- [Exercise task]
Gather all lines in the entries that include the word "Curabitur".

::: Provided entries

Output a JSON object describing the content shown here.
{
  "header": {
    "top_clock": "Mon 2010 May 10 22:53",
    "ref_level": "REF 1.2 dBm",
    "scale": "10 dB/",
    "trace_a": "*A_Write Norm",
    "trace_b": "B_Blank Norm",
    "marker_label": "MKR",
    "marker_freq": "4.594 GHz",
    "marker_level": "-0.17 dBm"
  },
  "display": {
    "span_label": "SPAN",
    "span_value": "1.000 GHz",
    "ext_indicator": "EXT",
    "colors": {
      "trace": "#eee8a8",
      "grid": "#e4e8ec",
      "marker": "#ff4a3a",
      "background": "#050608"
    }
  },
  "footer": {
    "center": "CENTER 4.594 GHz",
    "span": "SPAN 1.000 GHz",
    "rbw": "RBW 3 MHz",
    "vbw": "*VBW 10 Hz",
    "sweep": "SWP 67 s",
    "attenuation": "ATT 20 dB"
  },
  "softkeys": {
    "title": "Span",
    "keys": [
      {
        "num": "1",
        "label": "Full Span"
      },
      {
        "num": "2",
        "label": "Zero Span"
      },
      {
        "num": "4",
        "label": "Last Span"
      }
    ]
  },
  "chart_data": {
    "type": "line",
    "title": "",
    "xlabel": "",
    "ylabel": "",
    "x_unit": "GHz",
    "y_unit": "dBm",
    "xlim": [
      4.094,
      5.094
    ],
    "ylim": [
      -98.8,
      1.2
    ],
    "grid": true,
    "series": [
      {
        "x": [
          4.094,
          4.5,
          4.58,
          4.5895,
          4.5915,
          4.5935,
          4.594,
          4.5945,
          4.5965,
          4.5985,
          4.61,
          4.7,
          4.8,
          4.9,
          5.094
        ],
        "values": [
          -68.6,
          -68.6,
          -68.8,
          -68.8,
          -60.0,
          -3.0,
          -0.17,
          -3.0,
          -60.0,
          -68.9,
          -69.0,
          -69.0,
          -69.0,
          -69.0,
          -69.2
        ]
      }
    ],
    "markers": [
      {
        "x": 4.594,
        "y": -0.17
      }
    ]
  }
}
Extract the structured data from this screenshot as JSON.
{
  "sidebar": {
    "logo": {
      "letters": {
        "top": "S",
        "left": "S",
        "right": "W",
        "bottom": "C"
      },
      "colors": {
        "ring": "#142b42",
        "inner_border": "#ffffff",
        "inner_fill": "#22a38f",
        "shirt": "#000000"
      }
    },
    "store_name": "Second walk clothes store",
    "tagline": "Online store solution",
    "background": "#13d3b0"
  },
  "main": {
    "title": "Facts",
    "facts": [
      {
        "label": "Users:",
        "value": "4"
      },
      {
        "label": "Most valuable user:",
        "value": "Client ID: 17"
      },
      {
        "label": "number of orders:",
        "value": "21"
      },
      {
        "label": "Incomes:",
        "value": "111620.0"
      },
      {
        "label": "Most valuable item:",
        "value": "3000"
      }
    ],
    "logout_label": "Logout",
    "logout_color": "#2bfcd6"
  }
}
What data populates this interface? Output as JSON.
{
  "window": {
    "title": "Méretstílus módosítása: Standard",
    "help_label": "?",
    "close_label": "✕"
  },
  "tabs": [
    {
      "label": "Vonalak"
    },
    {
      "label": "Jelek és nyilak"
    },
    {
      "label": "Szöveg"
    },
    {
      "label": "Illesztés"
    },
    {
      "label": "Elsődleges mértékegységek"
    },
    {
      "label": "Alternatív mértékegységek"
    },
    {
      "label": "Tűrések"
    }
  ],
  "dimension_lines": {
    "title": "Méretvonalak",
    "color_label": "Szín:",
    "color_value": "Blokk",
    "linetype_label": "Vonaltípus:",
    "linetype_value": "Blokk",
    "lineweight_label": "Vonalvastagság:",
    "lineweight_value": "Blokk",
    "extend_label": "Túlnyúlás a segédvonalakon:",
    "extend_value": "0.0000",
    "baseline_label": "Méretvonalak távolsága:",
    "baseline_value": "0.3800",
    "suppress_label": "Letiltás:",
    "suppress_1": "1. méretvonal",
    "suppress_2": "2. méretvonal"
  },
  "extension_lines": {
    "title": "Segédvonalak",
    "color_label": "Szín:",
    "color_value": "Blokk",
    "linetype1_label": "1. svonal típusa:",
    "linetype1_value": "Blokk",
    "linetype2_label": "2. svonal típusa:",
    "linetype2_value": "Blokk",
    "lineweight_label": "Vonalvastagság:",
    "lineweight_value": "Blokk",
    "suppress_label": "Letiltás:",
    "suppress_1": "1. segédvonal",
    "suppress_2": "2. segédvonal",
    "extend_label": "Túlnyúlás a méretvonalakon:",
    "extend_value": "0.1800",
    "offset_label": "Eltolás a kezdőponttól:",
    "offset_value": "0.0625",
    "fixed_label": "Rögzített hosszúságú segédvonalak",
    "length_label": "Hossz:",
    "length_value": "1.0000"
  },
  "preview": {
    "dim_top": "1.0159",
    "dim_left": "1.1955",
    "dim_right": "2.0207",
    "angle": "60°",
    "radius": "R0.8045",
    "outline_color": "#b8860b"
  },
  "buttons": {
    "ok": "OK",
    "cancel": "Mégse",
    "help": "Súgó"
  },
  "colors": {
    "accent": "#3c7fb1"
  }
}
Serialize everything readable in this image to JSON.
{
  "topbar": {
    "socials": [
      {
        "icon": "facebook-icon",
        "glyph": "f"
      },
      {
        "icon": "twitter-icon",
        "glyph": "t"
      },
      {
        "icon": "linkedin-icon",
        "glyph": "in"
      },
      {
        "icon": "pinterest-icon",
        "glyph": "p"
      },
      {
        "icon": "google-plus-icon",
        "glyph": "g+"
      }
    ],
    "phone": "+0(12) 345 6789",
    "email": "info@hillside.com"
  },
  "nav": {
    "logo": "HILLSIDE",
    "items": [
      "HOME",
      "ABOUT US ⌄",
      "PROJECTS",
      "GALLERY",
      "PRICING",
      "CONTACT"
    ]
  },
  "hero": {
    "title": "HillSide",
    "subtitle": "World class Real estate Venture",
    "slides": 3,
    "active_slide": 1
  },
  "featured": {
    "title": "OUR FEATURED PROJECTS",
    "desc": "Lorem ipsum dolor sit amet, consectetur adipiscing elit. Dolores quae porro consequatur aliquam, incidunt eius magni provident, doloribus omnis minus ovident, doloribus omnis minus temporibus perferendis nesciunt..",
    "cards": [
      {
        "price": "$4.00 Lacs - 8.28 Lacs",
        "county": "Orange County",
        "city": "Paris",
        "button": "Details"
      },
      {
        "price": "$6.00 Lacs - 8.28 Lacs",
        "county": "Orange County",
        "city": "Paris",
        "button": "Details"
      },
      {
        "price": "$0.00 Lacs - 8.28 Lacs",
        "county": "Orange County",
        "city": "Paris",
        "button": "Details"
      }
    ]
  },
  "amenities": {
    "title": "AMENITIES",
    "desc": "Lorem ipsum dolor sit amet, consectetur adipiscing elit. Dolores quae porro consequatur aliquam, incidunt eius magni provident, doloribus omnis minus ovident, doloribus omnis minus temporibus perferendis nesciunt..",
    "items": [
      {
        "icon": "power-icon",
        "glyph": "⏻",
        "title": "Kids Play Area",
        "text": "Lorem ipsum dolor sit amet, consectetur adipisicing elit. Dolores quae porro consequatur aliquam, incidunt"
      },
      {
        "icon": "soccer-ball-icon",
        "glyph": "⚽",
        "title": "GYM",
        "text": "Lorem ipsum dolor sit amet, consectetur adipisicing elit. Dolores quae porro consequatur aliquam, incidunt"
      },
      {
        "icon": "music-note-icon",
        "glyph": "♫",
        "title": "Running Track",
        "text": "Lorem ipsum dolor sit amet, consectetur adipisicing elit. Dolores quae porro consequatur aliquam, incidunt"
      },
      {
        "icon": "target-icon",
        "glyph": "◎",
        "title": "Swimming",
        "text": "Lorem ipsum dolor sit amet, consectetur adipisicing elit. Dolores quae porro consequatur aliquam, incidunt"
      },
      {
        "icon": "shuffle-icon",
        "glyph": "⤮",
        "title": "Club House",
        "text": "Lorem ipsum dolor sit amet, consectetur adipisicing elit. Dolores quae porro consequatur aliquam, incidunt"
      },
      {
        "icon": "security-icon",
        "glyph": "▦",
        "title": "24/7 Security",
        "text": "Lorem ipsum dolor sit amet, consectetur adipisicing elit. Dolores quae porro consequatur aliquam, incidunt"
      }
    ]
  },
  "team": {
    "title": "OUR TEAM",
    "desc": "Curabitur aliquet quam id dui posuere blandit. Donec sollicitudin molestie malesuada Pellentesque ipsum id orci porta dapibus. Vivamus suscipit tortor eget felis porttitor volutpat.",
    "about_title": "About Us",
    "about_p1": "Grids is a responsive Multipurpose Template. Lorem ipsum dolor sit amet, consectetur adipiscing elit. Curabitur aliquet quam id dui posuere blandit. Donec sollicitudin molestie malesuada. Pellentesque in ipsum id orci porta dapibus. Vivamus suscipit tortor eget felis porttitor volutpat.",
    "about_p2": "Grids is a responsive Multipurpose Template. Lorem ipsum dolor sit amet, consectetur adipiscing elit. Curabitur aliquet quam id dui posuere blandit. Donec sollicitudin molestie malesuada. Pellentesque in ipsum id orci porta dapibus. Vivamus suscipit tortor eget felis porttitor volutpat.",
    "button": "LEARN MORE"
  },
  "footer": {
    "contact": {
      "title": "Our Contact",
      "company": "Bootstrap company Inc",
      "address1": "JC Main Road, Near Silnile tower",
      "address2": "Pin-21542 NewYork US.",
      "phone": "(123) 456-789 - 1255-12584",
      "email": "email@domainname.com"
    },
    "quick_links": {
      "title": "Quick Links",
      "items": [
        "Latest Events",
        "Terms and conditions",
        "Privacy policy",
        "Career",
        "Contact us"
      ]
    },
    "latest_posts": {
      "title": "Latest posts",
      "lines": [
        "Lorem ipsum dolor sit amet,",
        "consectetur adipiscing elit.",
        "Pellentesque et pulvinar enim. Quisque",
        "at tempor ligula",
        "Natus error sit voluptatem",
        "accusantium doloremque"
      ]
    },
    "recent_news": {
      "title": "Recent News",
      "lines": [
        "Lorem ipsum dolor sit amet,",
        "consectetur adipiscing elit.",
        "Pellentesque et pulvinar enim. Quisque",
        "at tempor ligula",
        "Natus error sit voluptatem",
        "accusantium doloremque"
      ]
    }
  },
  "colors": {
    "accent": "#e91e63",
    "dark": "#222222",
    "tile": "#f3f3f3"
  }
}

::::::

- [Answer to this exercise]
    "desc": "Curabitur aliquet quam id dui posuere blandit. Donec sollicitudin molestie malesuada Pellentesque ipsum id orci porta dapibus. Vivamus suscipit tortor eget felis porttitor volutpat.",
    "about_p1": "Grids is a responsive Multipurpose Template. Lorem ipsum dolor sit amet, consectetur adipiscing elit. Curabitur aliquet quam id dui posuere blandit. Donec sollicitudin molestie malesuada. Pellentesque in ipsum id orci porta dapibus. Vivamus suscipit tortor eget felis porttitor volutpat.",
    "about_p2": "Grids is a responsive Multipurpose Template. Lorem ipsum dolor sit amet, consectetur adipiscing elit. Curabitur aliquet quam id dui posuere blandit. Donec sollicitudin molestie malesuada. Pellentesque in ipsum id orci porta dapibus. Vivamus suscipit tortor eget felis porttitor volutpat.",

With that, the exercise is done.